**Task requirements**
Omit all pictures and give the records below again exactly as written.

**Entries**
****************************************

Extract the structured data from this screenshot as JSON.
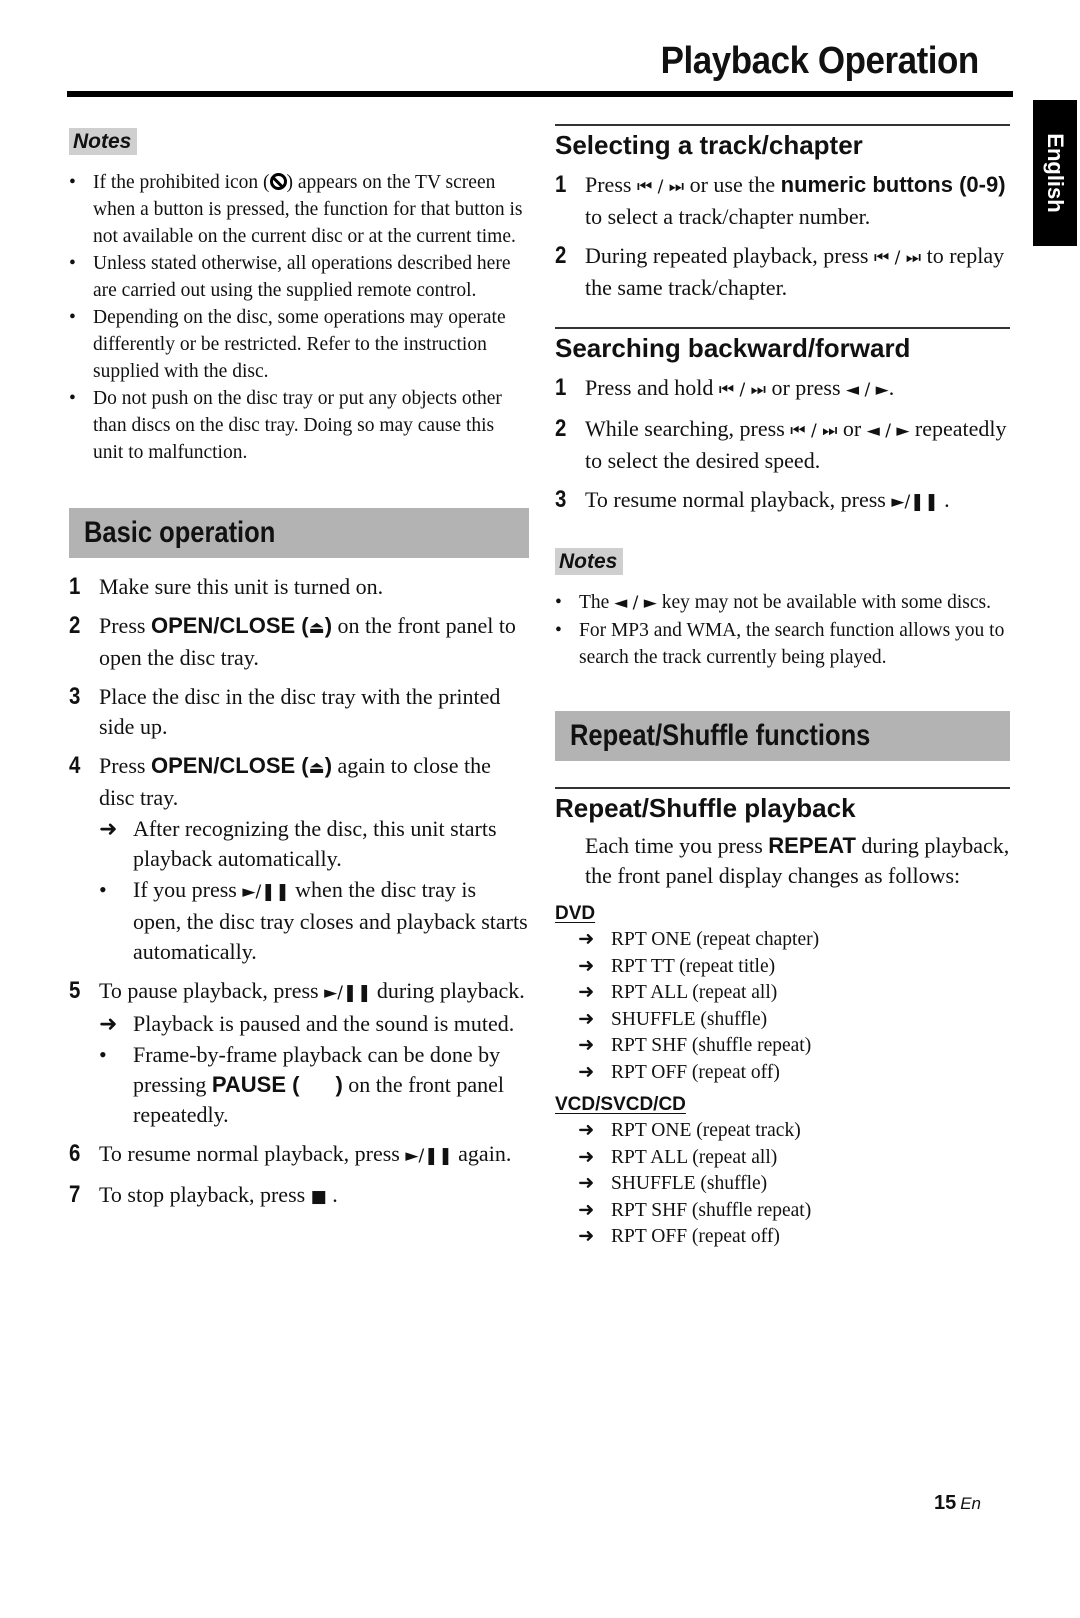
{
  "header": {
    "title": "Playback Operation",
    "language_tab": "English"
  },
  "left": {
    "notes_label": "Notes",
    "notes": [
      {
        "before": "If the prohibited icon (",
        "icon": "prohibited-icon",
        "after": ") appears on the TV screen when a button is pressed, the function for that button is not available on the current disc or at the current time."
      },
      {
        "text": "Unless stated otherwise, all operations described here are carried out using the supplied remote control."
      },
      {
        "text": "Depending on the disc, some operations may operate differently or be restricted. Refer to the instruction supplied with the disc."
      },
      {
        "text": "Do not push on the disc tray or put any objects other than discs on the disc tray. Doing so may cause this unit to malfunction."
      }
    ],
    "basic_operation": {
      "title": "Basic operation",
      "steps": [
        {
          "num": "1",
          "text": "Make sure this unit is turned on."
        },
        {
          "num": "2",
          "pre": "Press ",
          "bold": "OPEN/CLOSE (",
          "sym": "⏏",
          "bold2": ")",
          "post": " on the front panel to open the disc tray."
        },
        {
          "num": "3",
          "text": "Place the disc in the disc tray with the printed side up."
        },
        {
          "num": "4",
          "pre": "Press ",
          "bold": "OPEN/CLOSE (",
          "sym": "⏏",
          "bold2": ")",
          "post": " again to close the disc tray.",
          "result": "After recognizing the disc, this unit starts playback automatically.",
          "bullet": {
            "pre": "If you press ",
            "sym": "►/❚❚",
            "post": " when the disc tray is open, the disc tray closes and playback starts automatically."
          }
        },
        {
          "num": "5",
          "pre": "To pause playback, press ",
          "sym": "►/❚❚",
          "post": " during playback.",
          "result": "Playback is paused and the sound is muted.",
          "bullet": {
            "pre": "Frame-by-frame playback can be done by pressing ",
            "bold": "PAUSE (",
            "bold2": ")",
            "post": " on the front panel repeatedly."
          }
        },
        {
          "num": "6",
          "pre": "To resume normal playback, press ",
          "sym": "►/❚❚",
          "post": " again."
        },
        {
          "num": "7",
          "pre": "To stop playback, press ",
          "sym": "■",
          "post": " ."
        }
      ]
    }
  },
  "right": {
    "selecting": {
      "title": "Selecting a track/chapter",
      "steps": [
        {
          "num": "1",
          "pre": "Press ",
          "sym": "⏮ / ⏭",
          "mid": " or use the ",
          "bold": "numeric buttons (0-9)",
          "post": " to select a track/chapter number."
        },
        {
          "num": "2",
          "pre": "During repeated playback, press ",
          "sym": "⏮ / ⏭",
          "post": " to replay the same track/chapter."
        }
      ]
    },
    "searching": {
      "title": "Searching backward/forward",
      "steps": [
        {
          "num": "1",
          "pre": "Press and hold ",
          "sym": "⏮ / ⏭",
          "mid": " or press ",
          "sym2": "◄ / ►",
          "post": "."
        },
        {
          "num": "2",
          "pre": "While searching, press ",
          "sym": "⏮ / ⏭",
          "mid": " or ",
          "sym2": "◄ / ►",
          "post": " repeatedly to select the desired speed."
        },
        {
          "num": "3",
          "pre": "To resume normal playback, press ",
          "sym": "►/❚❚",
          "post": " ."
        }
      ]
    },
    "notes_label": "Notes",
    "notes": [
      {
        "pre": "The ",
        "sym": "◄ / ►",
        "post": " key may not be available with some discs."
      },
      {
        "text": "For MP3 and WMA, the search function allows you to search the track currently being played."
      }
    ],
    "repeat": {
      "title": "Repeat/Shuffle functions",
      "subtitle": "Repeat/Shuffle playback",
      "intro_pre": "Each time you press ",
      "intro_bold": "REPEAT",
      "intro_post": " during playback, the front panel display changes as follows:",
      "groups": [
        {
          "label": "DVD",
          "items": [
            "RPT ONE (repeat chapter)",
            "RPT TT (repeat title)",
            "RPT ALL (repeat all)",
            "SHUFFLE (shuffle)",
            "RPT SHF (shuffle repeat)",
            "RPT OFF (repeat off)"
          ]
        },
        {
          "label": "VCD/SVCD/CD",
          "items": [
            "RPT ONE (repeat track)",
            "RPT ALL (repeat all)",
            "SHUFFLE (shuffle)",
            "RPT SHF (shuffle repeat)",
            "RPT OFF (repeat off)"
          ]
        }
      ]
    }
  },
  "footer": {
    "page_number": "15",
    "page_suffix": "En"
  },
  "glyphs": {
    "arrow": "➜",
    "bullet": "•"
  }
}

****************************************

**Written response**
Extract the structured data from this screenshot as JSON.
{
  "header": {
    "title": "Playback Operation",
    "language_tab": "English"
  },
  "left": {
    "notes_label": "Notes",
    "notes": [
      {
        "before": "If the prohibited icon (",
        "icon": "prohibited-icon",
        "after": ") appears on the TV screen when a button is pressed, the function for that button is not available on the current disc or at the current time."
      },
      {
        "text": "Unless stated otherwise, all operations described here are carried out using the supplied remote control."
      },
      {
        "text": "Depending on the disc, some operations may operate differently or be restricted. Refer to the instruction supplied with the disc."
      },
      {
        "text": "Do not push on the disc tray or put any objects other than discs on the disc tray. Doing so may cause this unit to malfunction."
      }
    ],
    "basic_operation": {
      "title": "Basic operation",
      "steps": [
        {
          "num": "1",
          "text": "Make sure this unit is turned on."
        },
        {
          "num": "2",
          "pre": "Press ",
          "bold": "OPEN/CLOSE (",
          "sym": "⏏",
          "bold2": ")",
          "post": " on the front panel to open the disc tray."
        },
        {
          "num": "3",
          "text": "Place the disc in the disc tray with the printed side up."
        },
        {
          "num": "4",
          "pre": "Press ",
          "bold": "OPEN/CLOSE (",
          "sym": "⏏",
          "bold2": ")",
          "post": " again to close the disc tray.",
          "result": "After recognizing the disc, this unit starts playback automatically.",
          "bullet": {
            "pre": "If you press ",
            "sym": "►/❚❚",
            "post": " when the disc tray is open, the disc tray closes and playback starts automatically."
          }
        },
        {
          "num": "5",
          "pre": "To pause playback, press ",
          "sym": "►/❚❚",
          "post": " during playback.",
          "result": "Playback is paused and the sound is muted.",
          "bullet": {
            "pre": "Frame-by-frame playback can be done by pressing ",
            "bold": "PAUSE (",
            "bold2": ")",
            "post": " on the front panel repeatedly."
          }
        },
        {
          "num": "6",
          "pre": "To resume normal playback, press ",
          "sym": "►/❚❚",
          "post": " again."
        },
        {
          "num": "7",
          "pre": "To stop playback, press ",
          "sym": "■",
          "post": " ."
        }
      ]
    }
  },
  "right": {
    "selecting": {
      "title": "Selecting a track/chapter",
      "steps": [
        {
          "num": "1",
          "pre": "Press ",
          "sym": "⏮ / ⏭",
          "mid": " or use the ",
          "bold": "numeric buttons (0-9)",
          "post": " to select a track/chapter number."
        },
        {
          "num": "2",
          "pre": "During repeated playback, press ",
          "sym": "⏮ / ⏭",
          "post": " to replay the same track/chapter."
        }
      ]
    },
    "searching": {
      "title": "Searching backward/forward",
      "steps": [
        {
          "num": "1",
          "pre": "Press and hold ",
          "sym": "⏮ / ⏭",
          "mid": " or press ",
          "sym2": "◄ / ►",
          "post": "."
        },
        {
          "num": "2",
          "pre": "While searching, press ",
          "sym": "⏮ / ⏭",
          "mid": " or ",
          "sym2": "◄ / ►",
          "post": " repeatedly to select the desired speed."
        },
        {
          "num": "3",
          "pre": "To resume normal playback, press ",
          "sym": "►/❚❚",
          "post": " ."
        }
      ]
    },
    "notes_label": "Notes",
    "notes": [
      {
        "pre": "The ",
        "sym": "◄ / ►",
        "post": " key may not be available with some discs."
      },
      {
        "text": "For MP3 and WMA, the search function allows you to search the track currently being played."
      }
    ],
    "repeat": {
      "title": "Repeat/Shuffle functions",
      "subtitle": "Repeat/Shuffle playback",
      "intro_pre": "Each time you press ",
      "intro_bold": "REPEAT",
      "intro_post": " during playback, the front panel display changes as follows:",
      "groups": [
        {
          "label": "DVD",
          "items": [
            "RPT ONE (repeat chapter)",
            "RPT TT (repeat title)",
            "RPT ALL (repeat all)",
            "SHUFFLE (shuffle)",
            "RPT SHF (shuffle repeat)",
            "RPT OFF (repeat off)"
          ]
        },
        {
          "label": "VCD/SVCD/CD",
          "items": [
            "RPT ONE (repeat track)",
            "RPT ALL (repeat all)",
            "SHUFFLE (shuffle)",
            "RPT SHF (shuffle repeat)",
            "RPT OFF (repeat off)"
          ]
        }
      ]
    }
  },
  "footer": {
    "page_number": "15",
    "page_suffix": "En"
  },
  "glyphs": {
    "arrow": "➜",
    "bullet": "•"
  }
}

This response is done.